--- begin Exercise input ---

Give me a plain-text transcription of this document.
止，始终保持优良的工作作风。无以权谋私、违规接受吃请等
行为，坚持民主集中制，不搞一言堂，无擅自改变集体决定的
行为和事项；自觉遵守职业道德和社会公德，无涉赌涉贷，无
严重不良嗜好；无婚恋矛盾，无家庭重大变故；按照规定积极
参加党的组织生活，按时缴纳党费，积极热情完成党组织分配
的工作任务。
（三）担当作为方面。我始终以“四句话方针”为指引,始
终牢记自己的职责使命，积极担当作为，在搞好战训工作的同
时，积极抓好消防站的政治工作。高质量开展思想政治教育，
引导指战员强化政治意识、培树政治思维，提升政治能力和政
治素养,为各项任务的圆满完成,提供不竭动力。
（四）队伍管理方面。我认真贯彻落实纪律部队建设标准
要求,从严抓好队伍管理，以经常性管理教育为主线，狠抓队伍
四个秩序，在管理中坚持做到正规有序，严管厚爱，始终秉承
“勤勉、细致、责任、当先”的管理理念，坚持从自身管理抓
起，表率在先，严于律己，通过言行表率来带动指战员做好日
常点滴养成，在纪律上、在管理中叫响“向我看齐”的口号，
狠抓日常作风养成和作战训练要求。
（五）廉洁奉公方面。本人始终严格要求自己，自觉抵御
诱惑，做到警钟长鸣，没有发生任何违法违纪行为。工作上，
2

--- end Exercise input ---

# Challenge:
Retype the data exactly as given.

# Written response:
Give me a plain-text transcription of this document.
止，始终保持优良的工作作风。无以权谋私、违规接受吃请等
行为，坚持民主集中制，不搞一言堂，无擅自改变集体决定的
行为和事项；自觉遵守职业道德和社会公德，无涉赌涉贷，无
严重不良嗜好；无婚恋矛盾，无家庭重大变故；按照规定积极
参加党的组织生活，按时缴纳党费，积极热情完成党组织分配
的工作任务。
（三）担当作为方面。我始终以“四句话方针”为指引,始
终牢记自己的职责使命，积极担当作为，在搞好战训工作的同
时，积极抓好消防站的政治工作。高质量开展思想政治教育，
引导指战员强化政治意识、培树政治思维，提升政治能力和政
治素养,为各项任务的圆满完成,提供不竭动力。
（四）队伍管理方面。我认真贯彻落实纪律部队建设标准
要求,从严抓好队伍管理，以经常性管理教育为主线，狠抓队伍
四个秩序，在管理中坚持做到正规有序，严管厚爱，始终秉承
“勤勉、细致、责任、当先”的管理理念，坚持从自身管理抓
起，表率在先，严于律己，通过言行表率来带动指战员做好日
常点滴养成，在纪律上、在管理中叫响“向我看齐”的口号，
狠抓日常作风养成和作战训练要求。
（五）廉洁奉公方面。本人始终严格要求自己，自觉抵御
诱惑，做到警钟长鸣，没有发生任何违法违纪行为。工作上，
2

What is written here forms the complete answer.